--- start Dataset extract ---
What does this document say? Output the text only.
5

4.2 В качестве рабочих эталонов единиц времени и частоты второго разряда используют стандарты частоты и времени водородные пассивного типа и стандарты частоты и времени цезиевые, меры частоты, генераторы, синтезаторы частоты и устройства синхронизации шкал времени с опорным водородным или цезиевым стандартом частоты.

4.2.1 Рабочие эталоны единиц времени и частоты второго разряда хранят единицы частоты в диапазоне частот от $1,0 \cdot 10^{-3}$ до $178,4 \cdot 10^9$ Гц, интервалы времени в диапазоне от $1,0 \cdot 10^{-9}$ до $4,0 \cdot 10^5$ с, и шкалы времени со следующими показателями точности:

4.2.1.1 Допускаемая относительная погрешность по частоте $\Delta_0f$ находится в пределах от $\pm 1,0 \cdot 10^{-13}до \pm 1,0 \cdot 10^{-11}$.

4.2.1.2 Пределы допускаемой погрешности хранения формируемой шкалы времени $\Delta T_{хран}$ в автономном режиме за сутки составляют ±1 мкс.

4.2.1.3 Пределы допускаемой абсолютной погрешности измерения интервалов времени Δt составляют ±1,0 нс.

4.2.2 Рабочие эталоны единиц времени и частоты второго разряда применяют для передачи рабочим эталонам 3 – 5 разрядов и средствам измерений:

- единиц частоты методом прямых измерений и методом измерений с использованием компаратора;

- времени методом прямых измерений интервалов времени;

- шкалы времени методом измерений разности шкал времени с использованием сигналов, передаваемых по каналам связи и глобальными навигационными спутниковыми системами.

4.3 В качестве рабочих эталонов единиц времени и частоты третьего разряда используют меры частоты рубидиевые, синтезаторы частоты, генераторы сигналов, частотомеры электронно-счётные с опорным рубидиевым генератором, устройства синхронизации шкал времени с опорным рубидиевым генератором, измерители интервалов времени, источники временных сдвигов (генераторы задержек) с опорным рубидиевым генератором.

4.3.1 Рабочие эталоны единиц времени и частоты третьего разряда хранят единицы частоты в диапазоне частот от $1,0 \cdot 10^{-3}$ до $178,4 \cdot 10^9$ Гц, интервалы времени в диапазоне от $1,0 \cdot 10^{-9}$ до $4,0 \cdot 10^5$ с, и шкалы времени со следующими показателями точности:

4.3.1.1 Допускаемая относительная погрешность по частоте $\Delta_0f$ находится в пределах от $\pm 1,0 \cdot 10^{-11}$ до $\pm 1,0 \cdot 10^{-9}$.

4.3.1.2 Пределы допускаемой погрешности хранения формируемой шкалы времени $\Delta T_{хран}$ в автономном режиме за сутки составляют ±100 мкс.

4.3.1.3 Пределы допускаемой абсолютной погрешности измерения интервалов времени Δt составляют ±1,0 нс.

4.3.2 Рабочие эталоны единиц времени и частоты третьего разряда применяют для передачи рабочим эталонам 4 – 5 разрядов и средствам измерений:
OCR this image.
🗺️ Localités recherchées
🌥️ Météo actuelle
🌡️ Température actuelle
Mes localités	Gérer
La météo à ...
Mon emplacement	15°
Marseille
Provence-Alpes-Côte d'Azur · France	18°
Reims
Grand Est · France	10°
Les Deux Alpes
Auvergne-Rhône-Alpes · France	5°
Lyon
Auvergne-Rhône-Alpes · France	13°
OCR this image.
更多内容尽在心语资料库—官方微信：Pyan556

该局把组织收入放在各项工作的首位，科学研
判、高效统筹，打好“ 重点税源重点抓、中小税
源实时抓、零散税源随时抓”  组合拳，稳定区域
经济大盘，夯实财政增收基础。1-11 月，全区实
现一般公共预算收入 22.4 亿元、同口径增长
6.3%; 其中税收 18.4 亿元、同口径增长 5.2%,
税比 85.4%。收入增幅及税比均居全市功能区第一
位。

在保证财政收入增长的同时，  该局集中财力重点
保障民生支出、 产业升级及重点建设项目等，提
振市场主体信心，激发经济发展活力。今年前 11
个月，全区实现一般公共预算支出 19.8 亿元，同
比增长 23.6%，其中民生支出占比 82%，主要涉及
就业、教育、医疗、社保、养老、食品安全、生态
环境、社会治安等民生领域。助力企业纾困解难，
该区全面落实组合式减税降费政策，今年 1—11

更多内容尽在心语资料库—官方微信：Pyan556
--- end Dataset extract ---
What you need to do =>
Output the records verbatim, from the first line to the last.

Expected output =>
What does this document say? Output the text only.
5

4.2 В качестве рабочих эталонов единиц времени и частоты второго разряда используют стандарты частоты и времени водородные пассивного типа и стандарты частоты и времени цезиевые, меры частоты, генераторы, синтезаторы частоты и устройства синхронизации шкал времени с опорным водородным или цезиевым стандартом частоты.

4.2.1 Рабочие эталоны единиц времени и частоты второго разряда хранят единицы частоты в диапазоне частот от $1,0 \cdot 10^{-3}$ до $178,4 \cdot 10^9$ Гц, интервалы времени в диапазоне от $1,0 \cdot 10^{-9}$ до $4,0 \cdot 10^5$ с, и шкалы времени со следующими показателями точности:

4.2.1.1 Допускаемая относительная погрешность по частоте $\Delta_0f$ находится в пределах от $\pm 1,0 \cdot 10^{-13}до \pm 1,0 \cdot 10^{-11}$.

4.2.1.2 Пределы допускаемой погрешности хранения формируемой шкалы времени $\Delta T_{хран}$ в автономном режиме за сутки составляют ±1 мкс.

4.2.1.3 Пределы допускаемой абсолютной погрешности измерения интервалов времени Δt составляют ±1,0 нс.

4.2.2 Рабочие эталоны единиц времени и частоты второго разряда применяют для передачи рабочим эталонам 3 – 5 разрядов и средствам измерений:

- единиц частоты методом прямых измерений и методом измерений с использованием компаратора;

- времени методом прямых измерений интервалов времени;

- шкалы времени методом измерений разности шкал времени с использованием сигналов, передаваемых по каналам связи и глобальными навигационными спутниковыми системами.

4.3 В качестве рабочих эталонов единиц времени и частоты третьего разряда используют меры частоты рубидиевые, синтезаторы частоты, генераторы сигналов, частотомеры электронно-счётные с опорным рубидиевым генератором, устройства синхронизации шкал времени с опорным рубидиевым генератором, измерители интервалов времени, источники временных сдвигов (генераторы задержек) с опорным рубидиевым генератором.

4.3.1 Рабочие эталоны единиц времени и частоты третьего разряда хранят единицы частоты в диапазоне частот от $1,0 \cdot 10^{-3}$ до $178,4 \cdot 10^9$ Гц, интервалы времени в диапазоне от $1,0 \cdot 10^{-9}$ до $4,0 \cdot 10^5$ с, и шкалы времени со следующими показателями точности:

4.3.1.1 Допускаемая относительная погрешность по частоте $\Delta_0f$ находится в пределах от $\pm 1,0 \cdot 10^{-11}$ до $\pm 1,0 \cdot 10^{-9}$.

4.3.1.2 Пределы допускаемой погрешности хранения формируемой шкалы времени $\Delta T_{хран}$ в автономном режиме за сутки составляют ±100 мкс.

4.3.1.3 Пределы допускаемой абсолютной погрешности измерения интервалов времени Δt составляют ±1,0 нс.

4.3.2 Рабочие эталоны единиц времени и частоты третьего разряда применяют для передачи рабочим эталонам 4 – 5 разрядов и средствам измерений:
OCR this image.
🗺️ Localités recherchées
🌥️ Météo actuelle
🌡️ Température actuelle
Mes localités	Gérer
La météo à ...
Mon emplacement	15°
Marseille
Provence-Alpes-Côte d'Azur · France	18°
Reims
Grand Est · France	10°
Les Deux Alpes
Auvergne-Rhône-Alpes · France	5°
Lyon
Auvergne-Rhône-Alpes · France	13°
OCR this image.
更多内容尽在心语资料库—官方微信：Pyan556

该局把组织收入放在各项工作的首位，科学研
判、高效统筹，打好“ 重点税源重点抓、中小税
源实时抓、零散税源随时抓”  组合拳，稳定区域
经济大盘，夯实财政增收基础。1-11 月，全区实
现一般公共预算收入 22.4 亿元、同口径增长
6.3%; 其中税收 18.4 亿元、同口径增长 5.2%,
税比 85.4%。收入增幅及税比均居全市功能区第一
位。

在保证财政收入增长的同时，  该局集中财力重点
保障民生支出、 产业升级及重点建设项目等，提
振市场主体信心，激发经济发展活力。今年前 11
个月，全区实现一般公共预算支出 19.8 亿元，同
比增长 23.6%，其中民生支出占比 82%，主要涉及
就业、教育、医疗、社保、养老、食品安全、生态
环境、社会治安等民生领域。助力企业纾困解难，
该区全面落实组合式减税降费政策，今年 1—11

更多内容尽在心语资料库—官方微信：Pyan556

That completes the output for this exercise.